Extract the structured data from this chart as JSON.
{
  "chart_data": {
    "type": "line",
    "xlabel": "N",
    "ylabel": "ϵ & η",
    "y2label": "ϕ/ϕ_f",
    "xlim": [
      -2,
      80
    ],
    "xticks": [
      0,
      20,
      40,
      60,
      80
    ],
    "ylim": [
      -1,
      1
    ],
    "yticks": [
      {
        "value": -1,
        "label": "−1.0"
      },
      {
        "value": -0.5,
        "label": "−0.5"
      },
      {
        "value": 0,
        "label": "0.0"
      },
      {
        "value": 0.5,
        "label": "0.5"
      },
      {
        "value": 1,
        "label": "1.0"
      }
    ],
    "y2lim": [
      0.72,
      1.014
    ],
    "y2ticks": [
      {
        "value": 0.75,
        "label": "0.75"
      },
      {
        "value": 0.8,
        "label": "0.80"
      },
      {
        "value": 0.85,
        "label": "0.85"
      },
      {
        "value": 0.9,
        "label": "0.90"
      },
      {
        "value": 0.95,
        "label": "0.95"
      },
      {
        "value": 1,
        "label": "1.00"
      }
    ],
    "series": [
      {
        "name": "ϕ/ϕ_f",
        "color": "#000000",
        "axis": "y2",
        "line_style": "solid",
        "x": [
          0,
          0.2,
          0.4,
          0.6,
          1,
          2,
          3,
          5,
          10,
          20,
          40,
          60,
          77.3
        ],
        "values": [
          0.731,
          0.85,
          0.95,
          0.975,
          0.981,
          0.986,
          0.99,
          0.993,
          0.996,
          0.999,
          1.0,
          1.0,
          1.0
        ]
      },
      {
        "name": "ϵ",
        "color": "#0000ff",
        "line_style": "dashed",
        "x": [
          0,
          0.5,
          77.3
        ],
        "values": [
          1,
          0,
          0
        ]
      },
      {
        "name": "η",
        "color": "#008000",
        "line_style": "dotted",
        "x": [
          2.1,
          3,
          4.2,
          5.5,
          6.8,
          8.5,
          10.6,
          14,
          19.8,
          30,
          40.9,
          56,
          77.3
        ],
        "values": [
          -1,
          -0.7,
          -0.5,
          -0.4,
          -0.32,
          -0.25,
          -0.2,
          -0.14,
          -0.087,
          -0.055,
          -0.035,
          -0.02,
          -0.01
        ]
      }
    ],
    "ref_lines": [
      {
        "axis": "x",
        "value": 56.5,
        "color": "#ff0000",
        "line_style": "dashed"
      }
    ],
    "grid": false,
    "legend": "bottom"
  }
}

+++++

*AIM OF THE TASK*: Show every line in the records above that contains the word "color".

*SOLUTION TO THIS TASK*:
        "color": "#000000",
        "color": "#0000ff",
        "color": "#008000",
        "color": "#ff0000",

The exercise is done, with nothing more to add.